Collect each line of the records containing the string "item".

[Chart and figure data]
+ + + + +

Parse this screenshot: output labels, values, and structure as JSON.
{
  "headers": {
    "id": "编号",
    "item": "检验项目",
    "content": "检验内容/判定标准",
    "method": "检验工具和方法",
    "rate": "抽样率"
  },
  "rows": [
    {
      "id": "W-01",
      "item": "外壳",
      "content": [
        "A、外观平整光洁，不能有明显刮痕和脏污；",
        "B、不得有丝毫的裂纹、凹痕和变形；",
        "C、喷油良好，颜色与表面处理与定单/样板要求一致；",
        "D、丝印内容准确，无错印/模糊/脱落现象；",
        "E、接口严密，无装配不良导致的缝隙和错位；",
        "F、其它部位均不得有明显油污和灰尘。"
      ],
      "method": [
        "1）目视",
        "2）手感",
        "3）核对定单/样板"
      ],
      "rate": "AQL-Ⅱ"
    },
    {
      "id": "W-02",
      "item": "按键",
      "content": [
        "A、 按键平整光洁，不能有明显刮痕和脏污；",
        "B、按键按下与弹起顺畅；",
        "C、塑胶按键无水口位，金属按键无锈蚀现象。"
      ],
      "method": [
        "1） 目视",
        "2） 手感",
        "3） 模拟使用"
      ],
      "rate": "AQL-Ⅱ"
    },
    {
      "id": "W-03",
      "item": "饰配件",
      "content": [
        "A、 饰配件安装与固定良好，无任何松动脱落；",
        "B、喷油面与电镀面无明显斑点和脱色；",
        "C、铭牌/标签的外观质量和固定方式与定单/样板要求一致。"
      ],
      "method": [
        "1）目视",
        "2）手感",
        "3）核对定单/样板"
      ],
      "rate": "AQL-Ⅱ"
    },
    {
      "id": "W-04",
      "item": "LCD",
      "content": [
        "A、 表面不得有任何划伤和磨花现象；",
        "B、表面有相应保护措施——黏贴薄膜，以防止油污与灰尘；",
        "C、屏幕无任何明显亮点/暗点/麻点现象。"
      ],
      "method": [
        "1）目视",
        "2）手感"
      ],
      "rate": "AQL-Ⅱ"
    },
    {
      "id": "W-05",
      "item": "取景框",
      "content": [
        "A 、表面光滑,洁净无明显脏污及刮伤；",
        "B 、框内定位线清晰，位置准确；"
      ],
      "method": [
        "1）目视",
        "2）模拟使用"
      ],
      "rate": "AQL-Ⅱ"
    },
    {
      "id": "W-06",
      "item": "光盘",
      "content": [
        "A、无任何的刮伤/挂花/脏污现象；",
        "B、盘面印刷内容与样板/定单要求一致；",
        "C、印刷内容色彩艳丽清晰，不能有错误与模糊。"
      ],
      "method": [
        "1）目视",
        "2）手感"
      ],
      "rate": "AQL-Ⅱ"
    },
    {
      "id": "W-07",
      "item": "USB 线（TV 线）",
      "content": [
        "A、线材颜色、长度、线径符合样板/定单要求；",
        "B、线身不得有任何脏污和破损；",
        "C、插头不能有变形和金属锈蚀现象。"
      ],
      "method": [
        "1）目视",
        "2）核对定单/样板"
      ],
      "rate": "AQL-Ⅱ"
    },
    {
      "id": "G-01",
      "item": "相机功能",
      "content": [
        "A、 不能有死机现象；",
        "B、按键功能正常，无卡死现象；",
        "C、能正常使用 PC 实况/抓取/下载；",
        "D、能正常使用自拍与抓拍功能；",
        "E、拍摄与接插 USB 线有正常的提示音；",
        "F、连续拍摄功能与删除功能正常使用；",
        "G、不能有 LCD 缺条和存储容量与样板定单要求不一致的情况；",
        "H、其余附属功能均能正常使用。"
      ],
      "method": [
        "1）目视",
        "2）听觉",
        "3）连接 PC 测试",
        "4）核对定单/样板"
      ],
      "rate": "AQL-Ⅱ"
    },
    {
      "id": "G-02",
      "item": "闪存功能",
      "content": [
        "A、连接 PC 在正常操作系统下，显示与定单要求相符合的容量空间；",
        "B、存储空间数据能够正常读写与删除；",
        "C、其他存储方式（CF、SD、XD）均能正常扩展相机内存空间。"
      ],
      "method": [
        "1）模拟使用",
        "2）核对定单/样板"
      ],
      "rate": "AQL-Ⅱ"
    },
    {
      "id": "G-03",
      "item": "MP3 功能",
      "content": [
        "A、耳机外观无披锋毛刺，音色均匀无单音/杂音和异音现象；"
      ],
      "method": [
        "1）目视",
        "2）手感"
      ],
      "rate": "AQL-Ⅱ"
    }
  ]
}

+ + + + +

[Written solution]
    "item": "检验项目",
      "item": "外壳",
      "item": "按键",
      "item": "饰配件",
      "item": "LCD",
      "item": "取景框",
      "item": "光盘",
      "item": "USB 线（TV 线）",
      "item": "相机功能",
      "item": "闪存功能",
      "item": "MP3 功能",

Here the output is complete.